• TASK TO COMPLETE: In the data below, find each line containing the string "Shareconcept" and return it.

########################################

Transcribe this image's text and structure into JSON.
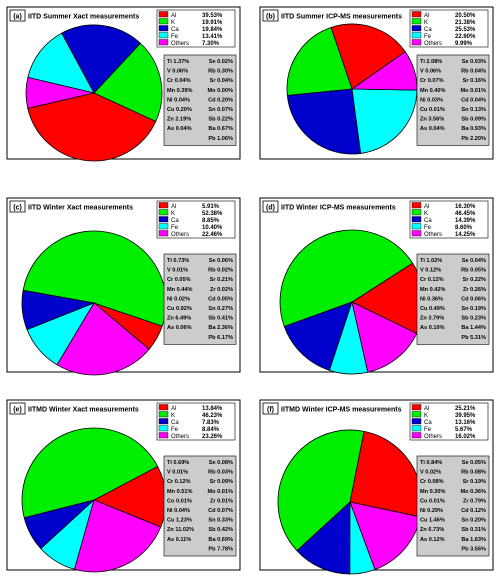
{
  "legend_labels": [
    "Al",
    "K",
    "Ca",
    "Fe",
    "Others"
  ],
  "colors": {
    "Al": "#ff0000",
    "K": "#00ee00",
    "Ca": "#0000cc",
    "Fe": "#00ffff",
    "Others": "#ff00ff",
    "box": "#cccccc",
    "panel_border": "#000000"
  },
  "chart_data": [
    {
      "type": "pie",
      "panel": "(a)",
      "title": "IITD Summer Xact measurements",
      "labels": [
        "Al",
        "K",
        "Ca",
        "Fe",
        "Others"
      ],
      "values_text": [
        "39.53%",
        "19.91%",
        "19.84%",
        "13.41%",
        "7.30%"
      ],
      "values": [
        39.53,
        19.91,
        19.84,
        13.41,
        7.3
      ],
      "others_breakdown": [
        [
          "Ti 1.37%",
          "Se 0.02%"
        ],
        [
          "V 0.06%",
          "Rb 0.30%"
        ],
        [
          "Cr 0.04%",
          "Sr 0.04%"
        ],
        [
          "Mn 0.39%",
          "Mo 0.00%"
        ],
        [
          "Ni 0.04%",
          "Cd 0.20%"
        ],
        [
          "Cu 0.20%",
          "Sn 0.07%"
        ],
        [
          "Zn 2.19%",
          "Sb 0.22%"
        ],
        [
          "As 0.04%",
          "Ba 0.67%"
        ],
        [
          "",
          "Pb 1.06%"
        ]
      ]
    },
    {
      "type": "pie",
      "panel": "(b)",
      "title": "IITD Summer ICP-MS measurements",
      "labels": [
        "Al",
        "K",
        "Ca",
        "Fe",
        "Others"
      ],
      "values_text": [
        "20.50%",
        "21.38%",
        "25.53%",
        "22.60%",
        "9.99%"
      ],
      "values": [
        20.5,
        21.38,
        25.53,
        22.6,
        9.99
      ],
      "others_breakdown": [
        [
          "Ti 2.08%",
          "Se 0.03%"
        ],
        [
          "V 0.06%",
          "Rb 0.04%"
        ],
        [
          "Cr 0.07%",
          "Sr 0.16%"
        ],
        [
          "Mn 0.40%",
          "Mo 0.01%"
        ],
        [
          "Ni 0.03%",
          "Cd 0.04%"
        ],
        [
          "Cu 0.01%",
          "Sn 0.13%"
        ],
        [
          "Zn 3.56%",
          "Sb 0.09%"
        ],
        [
          "As 0.04%",
          "Ba 0.93%"
        ],
        [
          "",
          "Pb 2.20%"
        ]
      ]
    },
    {
      "type": "pie",
      "panel": "(c)",
      "title": "IITD Winter Xact measurements",
      "labels": [
        "Al",
        "K",
        "Ca",
        "Fe",
        "Others"
      ],
      "values_text": [
        "5.91%",
        "52.38%",
        "8.85%",
        "10.40%",
        "22.46%"
      ],
      "values": [
        5.91,
        52.38,
        8.85,
        10.4,
        22.46
      ],
      "others_breakdown": [
        [
          "Ti 0.73%",
          "Se 0.06%"
        ],
        [
          "V 0.01%",
          "Rb 0.02%"
        ],
        [
          "Cr 0.05%",
          "Sr 0.21%"
        ],
        [
          "Mn 0.44%",
          "Zr 0.02%"
        ],
        [
          "Ni 0.02%",
          "Cd 0.05%"
        ],
        [
          "Cu 0.92%",
          "Sn 0.27%"
        ],
        [
          "Zn 6.49%",
          "Sb 0.41%"
        ],
        [
          "As 0.06%",
          "Ba 2.36%"
        ],
        [
          "",
          "Pb 6.17%"
        ]
      ]
    },
    {
      "type": "pie",
      "panel": "(d)",
      "title": "IITD Winter ICP-MS measurements",
      "labels": [
        "Al",
        "K",
        "Ca",
        "Fe",
        "Others"
      ],
      "values_text": [
        "16.30%",
        "46.45%",
        "14.39%",
        "8.60%",
        "14.25%"
      ],
      "values": [
        16.3,
        46.45,
        14.39,
        8.6,
        14.25
      ],
      "others_breakdown": [
        [
          "Ti 1.02%",
          "Se 0.04%"
        ],
        [
          "V 0.12%",
          "Rb 0.05%"
        ],
        [
          "Cr 0.12%",
          "Sr 0.22%"
        ],
        [
          "Mn 0.42%",
          "Zr 0.26%"
        ],
        [
          "Ni 0.36%",
          "Cd 0.06%"
        ],
        [
          "Cu 0.49%",
          "Sn 0.19%"
        ],
        [
          "Zn 3.79%",
          "Sb 0.23%"
        ],
        [
          "As 0.10%",
          "Ba 1.44%"
        ],
        [
          "",
          "Pb 5.31%"
        ]
      ]
    },
    {
      "type": "pie",
      "panel": "(e)",
      "title": "IITMD Winter Xact measurements",
      "labels": [
        "Al",
        "K",
        "Ca",
        "Fe",
        "Others"
      ],
      "values_text": [
        "13.84%",
        "46.23%",
        "7.83%",
        "8.84%",
        "23.26%"
      ],
      "values": [
        13.84,
        46.23,
        7.83,
        8.84,
        23.26
      ],
      "others_breakdown": [
        [
          "Ti 0.69%",
          "Se 0.08%"
        ],
        [
          "V 0.01%",
          "Rb 0.03%"
        ],
        [
          "Cr 0.12%",
          "Sr 0.09%"
        ],
        [
          "Mn 0.51%",
          "Mo 0.01%"
        ],
        [
          "Co 0.01%",
          "Zr 0.01%"
        ],
        [
          "Ni 0.04%",
          "Cd 0.07%"
        ],
        [
          "Cu 1.23%",
          "Sn 0.33%"
        ],
        [
          "Zn 11.02%",
          "Sb 0.42%"
        ],
        [
          "As 0.11%",
          "Ba 0.69%"
        ],
        [
          "",
          "Pb 7.78%"
        ]
      ]
    },
    {
      "type": "pie",
      "panel": "(f)",
      "title": "IITMD Winter ICP-MS measurements",
      "labels": [
        "Al",
        "K",
        "Ca",
        "Fe",
        "Others"
      ],
      "values_text": [
        "25.21%",
        "39.95%",
        "13.16%",
        "5.67%",
        "16.02%"
      ],
      "values": [
        25.21,
        39.95,
        13.16,
        5.67,
        16.02
      ],
      "others_breakdown": [
        [
          "Ti 0.84%",
          "Se 0.05%"
        ],
        [
          "V 0.02%",
          "Rb 0.08%"
        ],
        [
          "Cr 0.08%",
          "Sr 0.19%"
        ],
        [
          "Mn 0.30%",
          "Mo 0.36%"
        ],
        [
          "Co 0.01%",
          "Zr 0.79%"
        ],
        [
          "Ni 0.29%",
          "Cd 0.12%"
        ],
        [
          "Cu 1.46%",
          "Sn 0.20%"
        ],
        [
          "Zn 6.73%",
          "Sb 0.31%"
        ],
        [
          "As 0.12%",
          "Ba 1.63%"
        ],
        [
          "",
          "Pb 3.56%"
        ]
      ]
    }
  ]
}
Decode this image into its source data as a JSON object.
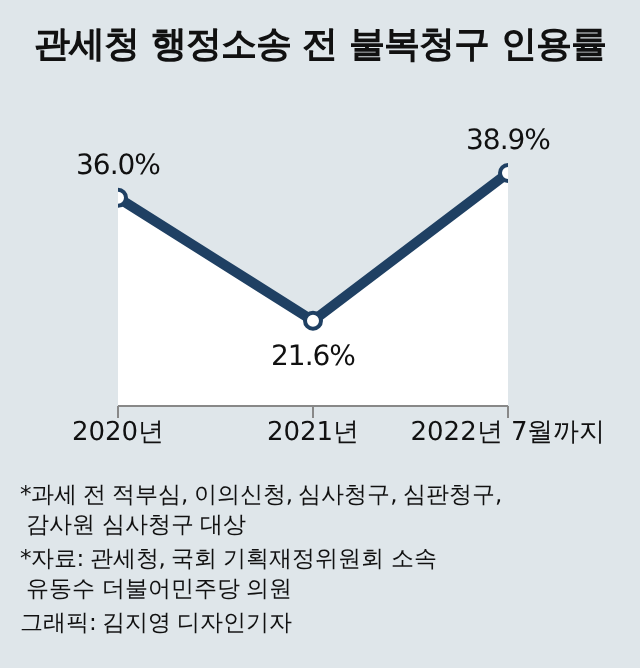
{
  "chart_data": {
    "type": "area",
    "title": "관세청 행정소송 전 불복청구 인용률",
    "categories": [
      "2020년",
      "2021년",
      "2022년 7월까지"
    ],
    "series": [
      {
        "color": "#1f4063",
        "values": [
          36.0,
          21.6,
          38.9
        ],
        "value_labels": [
          "36.0%",
          "21.6%",
          "38.9%"
        ]
      }
    ],
    "marker": "circle",
    "grid": false,
    "legend": false,
    "annotations": [
      "*과세 전 적부심, 이의신청, 심사청구, 심판청구,\n 감사원 심사청구 대상",
      "*자료: 관세청, 국회 기획재정위원회 소속\n 유동수 더불어민주당 의원",
      "그래픽: 김지영 디자인기자"
    ]
  }
}
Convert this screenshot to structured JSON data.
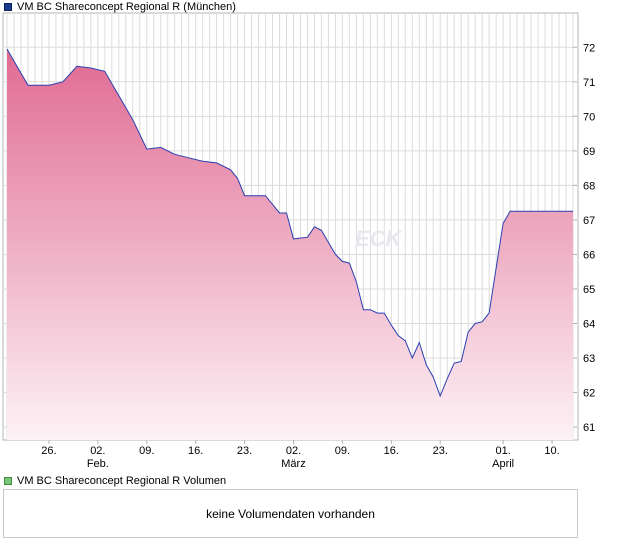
{
  "legend": {
    "price_label": "VM BC Shareconcept Regional R (München)",
    "volume_label": "VM BC Shareconcept Regional R Volumen"
  },
  "watermark": "ECK",
  "volume_panel": {
    "message": "keine Volumendaten vorhanden"
  },
  "colors": {
    "line": "#2a3fb0",
    "fill_top": "#e06a93",
    "fill_bottom": "#fdf2f6",
    "grid": "#dcdcdc",
    "axis": "#b4b4b4"
  },
  "chart_data": {
    "type": "area",
    "title": "VM BC Shareconcept Regional R (München)",
    "xlabel": "",
    "ylabel": "",
    "ylim": [
      60.8,
      72.5
    ],
    "xlim": [
      0,
      81
    ],
    "y_ticks": [
      "61",
      "62",
      "63",
      "64",
      "65",
      "66",
      "67",
      "68",
      "69",
      "70",
      "71",
      "72"
    ],
    "x_ticks": [
      {
        "x": 6,
        "label": "26.",
        "month": ""
      },
      {
        "x": 13,
        "label": "02.",
        "month": "Feb."
      },
      {
        "x": 20,
        "label": "09.",
        "month": ""
      },
      {
        "x": 27,
        "label": "16.",
        "month": ""
      },
      {
        "x": 34,
        "label": "23.",
        "month": ""
      },
      {
        "x": 41,
        "label": "02.",
        "month": "März"
      },
      {
        "x": 48,
        "label": "09.",
        "month": ""
      },
      {
        "x": 55,
        "label": "16.",
        "month": ""
      },
      {
        "x": 62,
        "label": "23.",
        "month": ""
      },
      {
        "x": 71,
        "label": "01.",
        "month": "April"
      },
      {
        "x": 78,
        "label": "10.",
        "month": ""
      }
    ],
    "series": [
      {
        "name": "VM BC Shareconcept Regional R",
        "x": [
          0,
          1,
          3,
          6,
          8,
          10,
          12,
          14,
          16,
          18,
          20,
          22,
          24,
          26,
          28,
          30,
          32,
          33,
          34,
          36,
          37,
          39,
          40,
          41,
          43,
          44,
          45,
          46,
          47,
          48,
          49,
          50,
          51,
          52,
          53,
          54,
          55,
          56,
          57,
          58,
          59,
          60,
          61,
          62,
          63,
          64,
          65,
          66,
          67,
          68,
          69,
          70,
          71,
          72,
          73,
          74,
          75,
          76,
          77,
          78,
          79,
          80,
          81
        ],
        "values": [
          71.95,
          71.6,
          70.9,
          70.9,
          71.0,
          71.45,
          71.4,
          71.3,
          70.6,
          69.9,
          69.05,
          69.1,
          68.9,
          68.8,
          68.7,
          68.65,
          68.45,
          68.2,
          67.7,
          67.7,
          67.7,
          67.2,
          67.2,
          66.45,
          66.5,
          66.8,
          66.7,
          66.35,
          66.0,
          65.8,
          65.75,
          65.2,
          64.4,
          64.4,
          64.3,
          64.3,
          63.95,
          63.65,
          63.5,
          63.0,
          63.45,
          62.8,
          62.45,
          61.9,
          62.4,
          62.85,
          62.9,
          63.75,
          64.0,
          64.05,
          64.3,
          65.6,
          66.9,
          67.25,
          67.25,
          67.25,
          67.25,
          67.25,
          67.25,
          67.25,
          67.25,
          67.25,
          67.25
        ]
      }
    ]
  }
}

########################################

• REPLY:
    "price_label": "VM BC Shareconcept Regional R (München)",
    "volume_label": "VM BC Shareconcept Regional R Volumen"
    "title": "VM BC Shareconcept Regional R (München)",
        "name": "VM BC Shareconcept Regional R",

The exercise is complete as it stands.